Your task -> From the listing below, extract every line containing "реестр".

Data listing ->
============================================================

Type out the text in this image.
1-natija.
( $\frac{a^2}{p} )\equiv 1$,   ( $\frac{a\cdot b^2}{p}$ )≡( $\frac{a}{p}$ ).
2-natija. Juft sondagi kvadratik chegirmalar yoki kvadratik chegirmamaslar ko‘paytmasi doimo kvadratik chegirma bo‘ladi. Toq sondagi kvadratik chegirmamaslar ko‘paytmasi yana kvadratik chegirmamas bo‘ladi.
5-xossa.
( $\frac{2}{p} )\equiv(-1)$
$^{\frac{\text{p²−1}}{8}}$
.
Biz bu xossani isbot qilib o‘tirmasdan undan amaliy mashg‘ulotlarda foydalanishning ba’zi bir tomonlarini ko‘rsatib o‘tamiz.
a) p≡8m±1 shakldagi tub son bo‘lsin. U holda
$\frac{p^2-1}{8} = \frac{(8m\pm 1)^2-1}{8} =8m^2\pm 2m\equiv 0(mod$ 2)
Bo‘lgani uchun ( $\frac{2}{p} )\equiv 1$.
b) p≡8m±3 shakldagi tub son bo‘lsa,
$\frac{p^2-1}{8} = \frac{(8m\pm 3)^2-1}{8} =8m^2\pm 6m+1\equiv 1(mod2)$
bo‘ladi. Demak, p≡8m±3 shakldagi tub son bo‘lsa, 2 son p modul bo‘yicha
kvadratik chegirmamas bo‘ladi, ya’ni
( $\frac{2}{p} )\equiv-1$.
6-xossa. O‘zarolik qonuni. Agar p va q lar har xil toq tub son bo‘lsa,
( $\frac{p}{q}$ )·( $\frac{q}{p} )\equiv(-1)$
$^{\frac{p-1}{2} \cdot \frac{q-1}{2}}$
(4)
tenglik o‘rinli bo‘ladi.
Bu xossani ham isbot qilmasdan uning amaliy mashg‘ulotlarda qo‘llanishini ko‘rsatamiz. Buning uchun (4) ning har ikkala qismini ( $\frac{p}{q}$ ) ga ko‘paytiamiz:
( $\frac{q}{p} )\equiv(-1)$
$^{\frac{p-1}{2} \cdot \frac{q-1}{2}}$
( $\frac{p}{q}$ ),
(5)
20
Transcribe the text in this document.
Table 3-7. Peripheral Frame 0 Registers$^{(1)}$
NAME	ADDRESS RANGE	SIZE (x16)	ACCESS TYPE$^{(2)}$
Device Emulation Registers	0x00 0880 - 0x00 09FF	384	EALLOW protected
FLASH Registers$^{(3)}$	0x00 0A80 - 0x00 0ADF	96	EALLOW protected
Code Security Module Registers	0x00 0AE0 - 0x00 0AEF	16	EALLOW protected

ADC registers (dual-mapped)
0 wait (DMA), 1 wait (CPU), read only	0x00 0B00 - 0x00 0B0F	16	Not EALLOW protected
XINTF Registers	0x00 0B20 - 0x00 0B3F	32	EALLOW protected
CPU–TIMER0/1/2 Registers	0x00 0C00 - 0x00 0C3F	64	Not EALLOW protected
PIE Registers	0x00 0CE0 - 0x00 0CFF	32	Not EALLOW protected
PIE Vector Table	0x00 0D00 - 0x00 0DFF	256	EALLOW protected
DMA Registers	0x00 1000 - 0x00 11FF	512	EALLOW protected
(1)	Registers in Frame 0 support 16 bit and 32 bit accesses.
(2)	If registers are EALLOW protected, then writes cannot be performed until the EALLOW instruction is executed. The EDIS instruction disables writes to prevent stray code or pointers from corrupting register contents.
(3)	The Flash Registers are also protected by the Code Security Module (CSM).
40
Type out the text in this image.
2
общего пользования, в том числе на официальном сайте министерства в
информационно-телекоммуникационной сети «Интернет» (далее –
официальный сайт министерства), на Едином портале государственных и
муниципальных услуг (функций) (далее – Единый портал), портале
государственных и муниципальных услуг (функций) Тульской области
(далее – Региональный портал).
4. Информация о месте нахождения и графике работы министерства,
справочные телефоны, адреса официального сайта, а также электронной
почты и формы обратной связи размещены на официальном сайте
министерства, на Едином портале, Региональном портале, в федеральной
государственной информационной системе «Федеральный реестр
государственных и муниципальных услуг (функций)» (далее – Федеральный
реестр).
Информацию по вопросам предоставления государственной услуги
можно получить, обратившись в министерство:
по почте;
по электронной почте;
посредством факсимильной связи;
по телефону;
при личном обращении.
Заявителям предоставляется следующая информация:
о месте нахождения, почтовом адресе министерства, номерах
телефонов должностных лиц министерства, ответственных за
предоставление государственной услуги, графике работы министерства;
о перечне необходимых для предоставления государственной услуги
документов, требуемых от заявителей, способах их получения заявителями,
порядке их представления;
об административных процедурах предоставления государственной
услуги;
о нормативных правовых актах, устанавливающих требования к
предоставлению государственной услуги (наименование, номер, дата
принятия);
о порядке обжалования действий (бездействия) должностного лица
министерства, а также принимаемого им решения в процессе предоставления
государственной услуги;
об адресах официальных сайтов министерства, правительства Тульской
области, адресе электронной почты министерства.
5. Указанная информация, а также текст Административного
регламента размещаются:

============================================================

Output of the task ->
государственной информационной системе «Федеральный реестр
реестр).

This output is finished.